Recorded data
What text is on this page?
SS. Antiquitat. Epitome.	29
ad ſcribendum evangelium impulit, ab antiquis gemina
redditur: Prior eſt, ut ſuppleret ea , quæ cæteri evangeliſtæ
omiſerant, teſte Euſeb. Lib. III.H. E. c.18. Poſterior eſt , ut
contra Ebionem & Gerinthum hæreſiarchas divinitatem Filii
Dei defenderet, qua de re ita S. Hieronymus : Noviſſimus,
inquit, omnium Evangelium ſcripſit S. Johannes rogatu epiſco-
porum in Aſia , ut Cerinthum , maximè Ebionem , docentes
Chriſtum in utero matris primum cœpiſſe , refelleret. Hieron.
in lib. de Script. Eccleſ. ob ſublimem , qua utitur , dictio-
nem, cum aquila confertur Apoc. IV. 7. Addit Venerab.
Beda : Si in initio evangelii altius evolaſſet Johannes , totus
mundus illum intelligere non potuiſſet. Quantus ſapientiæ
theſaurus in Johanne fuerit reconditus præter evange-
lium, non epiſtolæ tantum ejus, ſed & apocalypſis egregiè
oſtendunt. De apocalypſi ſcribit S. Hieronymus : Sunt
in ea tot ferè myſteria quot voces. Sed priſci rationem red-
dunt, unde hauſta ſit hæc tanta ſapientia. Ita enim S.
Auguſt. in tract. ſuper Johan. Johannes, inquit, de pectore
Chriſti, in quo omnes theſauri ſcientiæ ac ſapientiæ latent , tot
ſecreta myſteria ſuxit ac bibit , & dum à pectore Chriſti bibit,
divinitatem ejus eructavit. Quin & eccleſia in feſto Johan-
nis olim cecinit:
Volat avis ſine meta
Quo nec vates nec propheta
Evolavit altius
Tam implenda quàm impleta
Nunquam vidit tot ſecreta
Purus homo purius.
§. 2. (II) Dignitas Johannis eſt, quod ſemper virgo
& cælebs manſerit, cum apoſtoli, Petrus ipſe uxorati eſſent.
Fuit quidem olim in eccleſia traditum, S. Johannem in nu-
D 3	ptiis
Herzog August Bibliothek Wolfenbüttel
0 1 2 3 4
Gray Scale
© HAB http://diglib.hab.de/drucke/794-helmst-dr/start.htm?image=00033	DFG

## [What the task asks]
Using the listing above, reproduce each line without omission.

## [Solution for this task]
What text is on this page?
SS. Antiquitat. Epitome.	29
ad ſcribendum evangelium impulit, ab antiquis gemina
redditur: Prior eſt, ut ſuppleret ea , quæ cæteri evangeliſtæ
omiſerant, teſte Euſeb. Lib. III.H. E. c.18. Poſterior eſt , ut
contra Ebionem & Gerinthum hæreſiarchas divinitatem Filii
Dei defenderet, qua de re ita S. Hieronymus : Noviſſimus,
inquit, omnium Evangelium ſcripſit S. Johannes rogatu epiſco-
porum in Aſia , ut Cerinthum , maximè Ebionem , docentes
Chriſtum in utero matris primum cœpiſſe , refelleret. Hieron.
in lib. de Script. Eccleſ. ob ſublimem , qua utitur , dictio-
nem, cum aquila confertur Apoc. IV. 7. Addit Venerab.
Beda : Si in initio evangelii altius evolaſſet Johannes , totus
mundus illum intelligere non potuiſſet. Quantus ſapientiæ
theſaurus in Johanne fuerit reconditus præter evange-
lium, non epiſtolæ tantum ejus, ſed & apocalypſis egregiè
oſtendunt. De apocalypſi ſcribit S. Hieronymus : Sunt
in ea tot ferè myſteria quot voces. Sed priſci rationem red-
dunt, unde hauſta ſit hæc tanta ſapientia. Ita enim S.
Auguſt. in tract. ſuper Johan. Johannes, inquit, de pectore
Chriſti, in quo omnes theſauri ſcientiæ ac ſapientiæ latent , tot
ſecreta myſteria ſuxit ac bibit , & dum à pectore Chriſti bibit,
divinitatem ejus eructavit. Quin & eccleſia in feſto Johan-
nis olim cecinit:
Volat avis ſine meta
Quo nec vates nec propheta
Evolavit altius
Tam implenda quàm impleta
Nunquam vidit tot ſecreta
Purus homo purius.
§. 2. (II) Dignitas Johannis eſt, quod ſemper virgo
& cælebs manſerit, cum apoſtoli, Petrus ipſe uxorati eſſent.
Fuit quidem olim in eccleſia traditum, S. Johannem in nu-
D 3	ptiis
Herzog August Bibliothek Wolfenbüttel
0 1 2 3 4
Gray Scale
© HAB http://diglib.hab.de/drucke/794-helmst-dr/start.htm?image=00033	DFG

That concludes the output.